/---

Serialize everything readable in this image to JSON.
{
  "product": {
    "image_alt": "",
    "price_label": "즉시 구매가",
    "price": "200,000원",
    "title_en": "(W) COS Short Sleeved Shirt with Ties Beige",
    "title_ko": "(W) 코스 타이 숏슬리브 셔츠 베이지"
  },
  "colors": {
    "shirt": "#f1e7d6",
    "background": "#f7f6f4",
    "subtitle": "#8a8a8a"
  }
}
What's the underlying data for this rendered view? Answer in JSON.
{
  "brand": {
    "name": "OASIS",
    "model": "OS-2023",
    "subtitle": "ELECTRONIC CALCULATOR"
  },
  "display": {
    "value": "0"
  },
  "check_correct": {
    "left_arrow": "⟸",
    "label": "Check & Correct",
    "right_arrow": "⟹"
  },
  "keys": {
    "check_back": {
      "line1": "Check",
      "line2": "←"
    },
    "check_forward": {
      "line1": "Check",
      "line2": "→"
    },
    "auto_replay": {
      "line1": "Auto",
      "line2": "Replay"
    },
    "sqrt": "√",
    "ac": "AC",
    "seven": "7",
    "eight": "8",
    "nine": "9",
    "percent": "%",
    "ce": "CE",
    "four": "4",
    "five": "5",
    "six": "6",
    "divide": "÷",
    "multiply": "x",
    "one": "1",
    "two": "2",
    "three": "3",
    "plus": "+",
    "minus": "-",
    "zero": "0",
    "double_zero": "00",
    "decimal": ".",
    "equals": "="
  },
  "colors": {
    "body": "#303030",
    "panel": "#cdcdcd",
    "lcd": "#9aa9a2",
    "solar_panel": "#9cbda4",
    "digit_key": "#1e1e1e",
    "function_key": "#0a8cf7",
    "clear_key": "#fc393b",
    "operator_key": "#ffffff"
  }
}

\---

# DO THIS
Write the complete data out, exactly as above.

# SOLUTION BELOW
Serialize everything readable in this image to JSON.
{
  "product": {
    "image_alt": "",
    "price_label": "즉시 구매가",
    "price": "200,000원",
    "title_en": "(W) COS Short Sleeved Shirt with Ties Beige",
    "title_ko": "(W) 코스 타이 숏슬리브 셔츠 베이지"
  },
  "colors": {
    "shirt": "#f1e7d6",
    "background": "#f7f6f4",
    "subtitle": "#8a8a8a"
  }
}
What's the underlying data for this rendered view? Answer in JSON.
{
  "brand": {
    "name": "OASIS",
    "model": "OS-2023",
    "subtitle": "ELECTRONIC CALCULATOR"
  },
  "display": {
    "value": "0"
  },
  "check_correct": {
    "left_arrow": "⟸",
    "label": "Check & Correct",
    "right_arrow": "⟹"
  },
  "keys": {
    "check_back": {
      "line1": "Check",
      "line2": "←"
    },
    "check_forward": {
      "line1": "Check",
      "line2": "→"
    },
    "auto_replay": {
      "line1": "Auto",
      "line2": "Replay"
    },
    "sqrt": "√",
    "ac": "AC",
    "seven": "7",
    "eight": "8",
    "nine": "9",
    "percent": "%",
    "ce": "CE",
    "four": "4",
    "five": "5",
    "six": "6",
    "divide": "÷",
    "multiply": "x",
    "one": "1",
    "two": "2",
    "three": "3",
    "plus": "+",
    "minus": "-",
    "zero": "0",
    "double_zero": "00",
    "decimal": ".",
    "equals": "="
  },
  "colors": {
    "body": "#303030",
    "panel": "#cdcdcd",
    "lcd": "#9aa9a2",
    "solar_panel": "#9cbda4",
    "digit_key": "#1e1e1e",
    "function_key": "#0a8cf7",
    "clear_key": "#fc393b",
    "operator_key": "#ffffff"
  }
}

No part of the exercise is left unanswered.